Select from the data all lines with the word "background".

++++++++++

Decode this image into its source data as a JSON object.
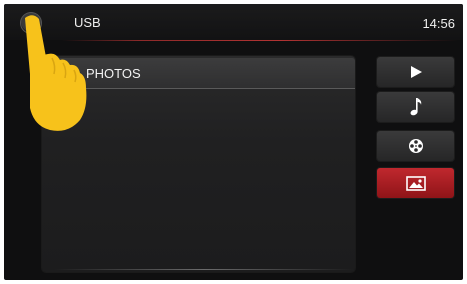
{
  "header": {
    "title": "USB",
    "time": "14:56",
    "home_icon": "home-icon"
  },
  "list": {
    "items": [
      {
        "label": "PHOTOS"
      }
    ]
  },
  "sidebar": {
    "buttons": [
      {
        "icon": "play-icon",
        "active": false
      },
      {
        "icon": "music-note-icon",
        "active": false
      },
      {
        "icon": "film-reel-icon",
        "active": false
      },
      {
        "icon": "photo-icon",
        "active": true
      }
    ]
  },
  "colors": {
    "accent": "#b3202a",
    "background": "#0f0f10",
    "finger": "#f7c21b"
  }
}
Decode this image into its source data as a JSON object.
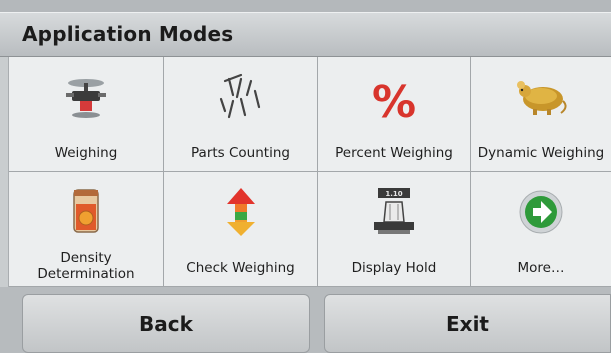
{
  "header": {
    "title": "Application Modes"
  },
  "modes": [
    {
      "label": "Weighing",
      "icon": "scale-pan-icon"
    },
    {
      "label": "Parts Counting",
      "icon": "nails-icon"
    },
    {
      "label": "Percent Weighing",
      "icon": "percent-icon"
    },
    {
      "label": "Dynamic Weighing",
      "icon": "mouse-animal-icon"
    },
    {
      "label": "Density\nDetermination",
      "icon": "beaker-icon"
    },
    {
      "label": "Check Weighing",
      "icon": "up-down-arrow-icon"
    },
    {
      "label": "Display Hold",
      "icon": "display-hold-scale-icon"
    },
    {
      "label": "More…",
      "icon": "green-arrow-icon"
    }
  ],
  "display_hold_icon_text": "1.10",
  "buttons": {
    "back": "Back",
    "exit": "Exit"
  },
  "colors": {
    "background": "#c9cdcf",
    "percent": "#d8342c",
    "more_arrow": "#2e9a3a"
  }
}
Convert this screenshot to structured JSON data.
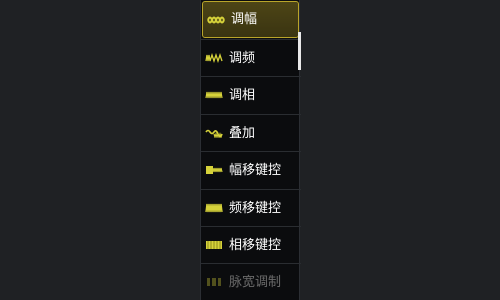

++++++++++

• [ANSWER TO THE EXERCISE]:
    "background": "#0f0f10",
    "background": "#c9cdcf",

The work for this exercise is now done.